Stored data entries
----
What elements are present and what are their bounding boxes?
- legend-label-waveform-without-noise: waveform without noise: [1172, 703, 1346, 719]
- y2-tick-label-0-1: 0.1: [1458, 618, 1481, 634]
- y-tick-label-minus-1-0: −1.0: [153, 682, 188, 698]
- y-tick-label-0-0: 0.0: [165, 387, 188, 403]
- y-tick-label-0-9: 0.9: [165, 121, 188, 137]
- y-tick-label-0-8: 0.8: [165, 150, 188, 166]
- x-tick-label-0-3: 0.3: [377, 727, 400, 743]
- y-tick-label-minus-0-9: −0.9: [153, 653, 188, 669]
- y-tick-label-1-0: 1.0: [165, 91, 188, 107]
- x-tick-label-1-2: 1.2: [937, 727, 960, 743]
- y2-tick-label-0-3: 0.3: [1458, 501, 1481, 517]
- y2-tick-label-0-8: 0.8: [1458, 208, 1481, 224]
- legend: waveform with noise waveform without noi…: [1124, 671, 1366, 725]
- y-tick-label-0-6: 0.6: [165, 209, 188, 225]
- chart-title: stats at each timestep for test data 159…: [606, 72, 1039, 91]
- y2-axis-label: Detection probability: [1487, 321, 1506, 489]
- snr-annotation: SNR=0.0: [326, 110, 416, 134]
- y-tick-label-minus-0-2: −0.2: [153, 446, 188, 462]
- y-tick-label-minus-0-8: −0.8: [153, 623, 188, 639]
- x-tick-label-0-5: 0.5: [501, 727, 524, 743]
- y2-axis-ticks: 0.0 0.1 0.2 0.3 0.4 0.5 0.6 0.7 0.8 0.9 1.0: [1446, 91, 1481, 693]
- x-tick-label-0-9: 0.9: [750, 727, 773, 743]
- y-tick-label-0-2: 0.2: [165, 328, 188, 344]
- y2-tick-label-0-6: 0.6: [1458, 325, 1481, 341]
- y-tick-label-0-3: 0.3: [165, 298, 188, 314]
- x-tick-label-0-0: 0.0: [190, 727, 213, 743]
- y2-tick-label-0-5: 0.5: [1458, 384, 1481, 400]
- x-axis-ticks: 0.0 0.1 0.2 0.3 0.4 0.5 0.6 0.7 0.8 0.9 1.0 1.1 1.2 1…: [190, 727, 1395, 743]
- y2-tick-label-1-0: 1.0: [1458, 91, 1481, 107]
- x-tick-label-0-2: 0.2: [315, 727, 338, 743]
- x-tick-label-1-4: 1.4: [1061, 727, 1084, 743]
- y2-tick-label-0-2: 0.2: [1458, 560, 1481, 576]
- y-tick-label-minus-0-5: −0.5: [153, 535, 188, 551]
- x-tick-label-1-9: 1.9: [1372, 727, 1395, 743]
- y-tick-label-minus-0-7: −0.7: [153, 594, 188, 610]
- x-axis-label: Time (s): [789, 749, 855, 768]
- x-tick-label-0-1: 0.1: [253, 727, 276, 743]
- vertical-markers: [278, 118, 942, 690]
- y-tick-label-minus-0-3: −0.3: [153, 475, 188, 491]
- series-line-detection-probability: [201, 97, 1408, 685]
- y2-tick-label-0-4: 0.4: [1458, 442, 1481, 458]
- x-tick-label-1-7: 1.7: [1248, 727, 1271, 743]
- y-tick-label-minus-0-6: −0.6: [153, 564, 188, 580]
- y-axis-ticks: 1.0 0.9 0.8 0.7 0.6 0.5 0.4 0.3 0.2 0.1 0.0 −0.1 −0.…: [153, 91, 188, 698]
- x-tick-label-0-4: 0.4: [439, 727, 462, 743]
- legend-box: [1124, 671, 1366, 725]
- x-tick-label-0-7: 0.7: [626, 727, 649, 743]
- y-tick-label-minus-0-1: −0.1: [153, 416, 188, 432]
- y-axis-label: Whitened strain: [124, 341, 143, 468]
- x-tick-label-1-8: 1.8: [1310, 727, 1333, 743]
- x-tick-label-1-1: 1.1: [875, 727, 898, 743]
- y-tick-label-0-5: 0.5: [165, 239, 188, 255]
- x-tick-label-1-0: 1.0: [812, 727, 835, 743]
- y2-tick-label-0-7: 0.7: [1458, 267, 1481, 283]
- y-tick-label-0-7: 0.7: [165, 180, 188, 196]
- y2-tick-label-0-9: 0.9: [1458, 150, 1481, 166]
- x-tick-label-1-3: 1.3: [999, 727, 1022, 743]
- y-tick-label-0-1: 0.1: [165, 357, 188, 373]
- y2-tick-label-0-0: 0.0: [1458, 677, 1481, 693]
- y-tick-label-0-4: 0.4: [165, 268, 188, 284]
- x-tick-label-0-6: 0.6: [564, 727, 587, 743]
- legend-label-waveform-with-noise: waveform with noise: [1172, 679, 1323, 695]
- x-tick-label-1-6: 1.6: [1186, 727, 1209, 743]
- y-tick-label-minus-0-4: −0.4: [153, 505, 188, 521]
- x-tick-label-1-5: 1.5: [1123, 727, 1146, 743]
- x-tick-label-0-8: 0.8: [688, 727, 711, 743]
----
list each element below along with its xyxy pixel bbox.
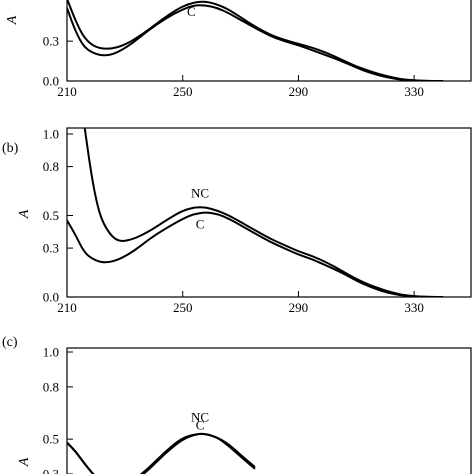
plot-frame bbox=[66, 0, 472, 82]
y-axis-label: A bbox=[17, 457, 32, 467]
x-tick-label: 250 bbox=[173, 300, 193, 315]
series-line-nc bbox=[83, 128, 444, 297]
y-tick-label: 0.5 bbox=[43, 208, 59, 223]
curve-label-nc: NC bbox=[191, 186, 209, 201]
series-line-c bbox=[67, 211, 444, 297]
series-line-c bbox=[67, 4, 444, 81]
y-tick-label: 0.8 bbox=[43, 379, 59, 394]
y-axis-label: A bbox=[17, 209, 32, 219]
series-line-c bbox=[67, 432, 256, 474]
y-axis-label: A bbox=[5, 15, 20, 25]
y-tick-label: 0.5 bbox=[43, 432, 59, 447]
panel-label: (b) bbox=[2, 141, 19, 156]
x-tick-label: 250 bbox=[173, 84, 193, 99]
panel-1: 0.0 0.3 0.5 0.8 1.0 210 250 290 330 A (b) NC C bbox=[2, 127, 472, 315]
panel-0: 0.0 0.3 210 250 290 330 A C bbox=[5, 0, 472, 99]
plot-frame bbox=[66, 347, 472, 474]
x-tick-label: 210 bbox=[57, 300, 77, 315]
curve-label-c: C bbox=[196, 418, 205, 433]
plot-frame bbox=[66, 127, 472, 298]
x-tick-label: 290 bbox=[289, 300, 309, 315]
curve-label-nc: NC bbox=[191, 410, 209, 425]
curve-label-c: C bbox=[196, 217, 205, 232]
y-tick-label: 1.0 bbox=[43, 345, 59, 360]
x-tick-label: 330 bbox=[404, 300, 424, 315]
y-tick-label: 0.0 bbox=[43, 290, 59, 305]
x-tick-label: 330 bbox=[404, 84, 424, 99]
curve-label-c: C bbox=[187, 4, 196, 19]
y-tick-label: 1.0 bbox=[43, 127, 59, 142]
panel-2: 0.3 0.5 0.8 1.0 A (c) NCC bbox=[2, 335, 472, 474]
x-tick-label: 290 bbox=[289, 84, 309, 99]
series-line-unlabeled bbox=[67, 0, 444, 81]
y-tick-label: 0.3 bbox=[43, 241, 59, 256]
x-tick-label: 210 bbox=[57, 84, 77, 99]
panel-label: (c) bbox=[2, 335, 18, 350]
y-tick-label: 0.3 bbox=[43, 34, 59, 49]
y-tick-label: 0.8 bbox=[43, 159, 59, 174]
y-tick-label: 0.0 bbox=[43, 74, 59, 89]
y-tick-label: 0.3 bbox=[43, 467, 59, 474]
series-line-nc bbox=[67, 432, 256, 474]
----
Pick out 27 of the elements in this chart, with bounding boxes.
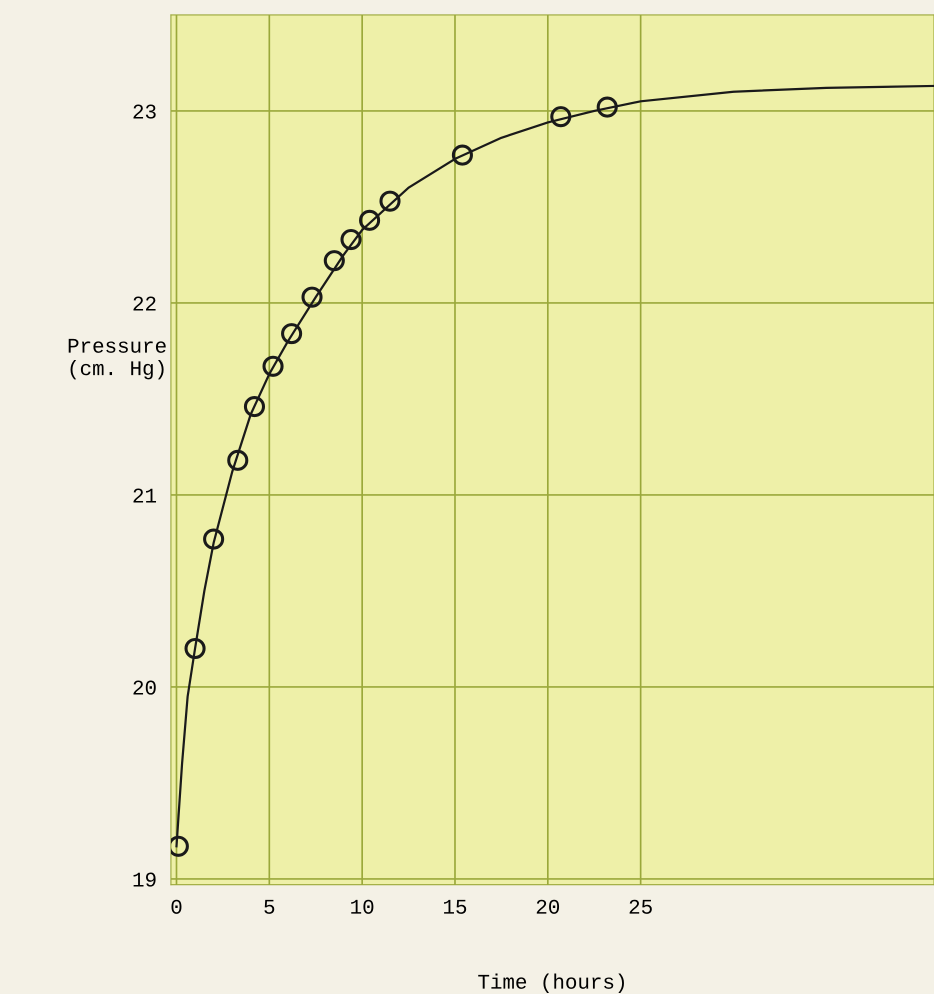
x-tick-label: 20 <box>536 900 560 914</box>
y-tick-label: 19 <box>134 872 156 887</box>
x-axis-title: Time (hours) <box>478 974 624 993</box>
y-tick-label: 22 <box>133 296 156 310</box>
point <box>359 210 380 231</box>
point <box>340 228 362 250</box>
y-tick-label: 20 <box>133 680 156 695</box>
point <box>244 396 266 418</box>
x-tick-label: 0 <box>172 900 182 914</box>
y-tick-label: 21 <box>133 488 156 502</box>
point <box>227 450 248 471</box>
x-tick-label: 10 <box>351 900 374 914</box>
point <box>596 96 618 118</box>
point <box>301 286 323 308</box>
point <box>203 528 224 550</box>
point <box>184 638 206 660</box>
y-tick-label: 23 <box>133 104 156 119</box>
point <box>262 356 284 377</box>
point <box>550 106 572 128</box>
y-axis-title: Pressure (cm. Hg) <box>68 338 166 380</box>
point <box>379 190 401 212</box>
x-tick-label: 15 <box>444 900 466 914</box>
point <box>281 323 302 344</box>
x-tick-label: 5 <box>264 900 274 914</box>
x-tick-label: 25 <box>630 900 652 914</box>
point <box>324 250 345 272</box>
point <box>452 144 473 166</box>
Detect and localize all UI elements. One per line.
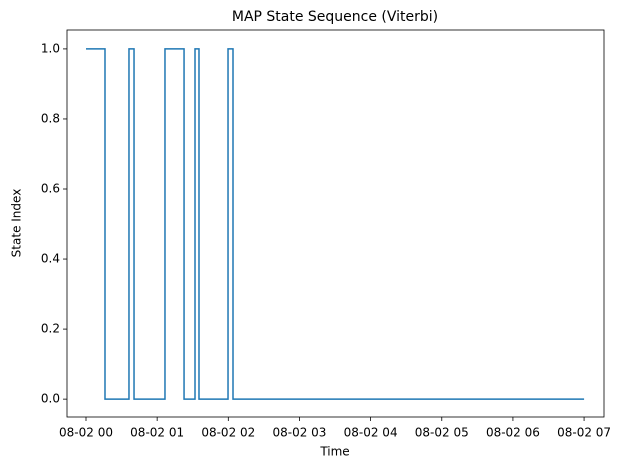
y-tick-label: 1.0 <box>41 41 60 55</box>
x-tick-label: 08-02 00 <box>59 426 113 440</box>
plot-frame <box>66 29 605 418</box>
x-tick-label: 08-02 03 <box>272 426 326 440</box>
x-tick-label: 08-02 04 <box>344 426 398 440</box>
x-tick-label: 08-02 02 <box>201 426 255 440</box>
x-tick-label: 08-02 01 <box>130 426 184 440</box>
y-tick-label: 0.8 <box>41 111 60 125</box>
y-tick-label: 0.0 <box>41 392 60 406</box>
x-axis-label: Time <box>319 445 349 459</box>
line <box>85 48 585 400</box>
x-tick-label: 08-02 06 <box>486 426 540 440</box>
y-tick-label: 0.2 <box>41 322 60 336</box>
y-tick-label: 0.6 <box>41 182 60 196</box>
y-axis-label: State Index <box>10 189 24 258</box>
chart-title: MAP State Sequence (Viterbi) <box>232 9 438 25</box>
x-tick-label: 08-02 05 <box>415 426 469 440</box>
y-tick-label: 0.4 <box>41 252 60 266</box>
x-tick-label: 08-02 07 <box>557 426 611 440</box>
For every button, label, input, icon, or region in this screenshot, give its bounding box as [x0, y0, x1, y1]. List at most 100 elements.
----
WRITTEN REQUEST:
List every line in the records that contains the string "series", treating uppercase and lowercase as distinct.

WRITTEN SOLUTION:
- series-line-detection-probability: [201, 97, 1408, 685]
series-line-nc bbox=[83, 128, 444, 297]
series-line-c bbox=[67, 211, 444, 297]
series-line-c bbox=[67, 4, 444, 81]
series-line-c bbox=[67, 432, 256, 474]
series-line-unlabeled bbox=[67, 0, 444, 81]
series-line-nc bbox=[67, 432, 256, 474]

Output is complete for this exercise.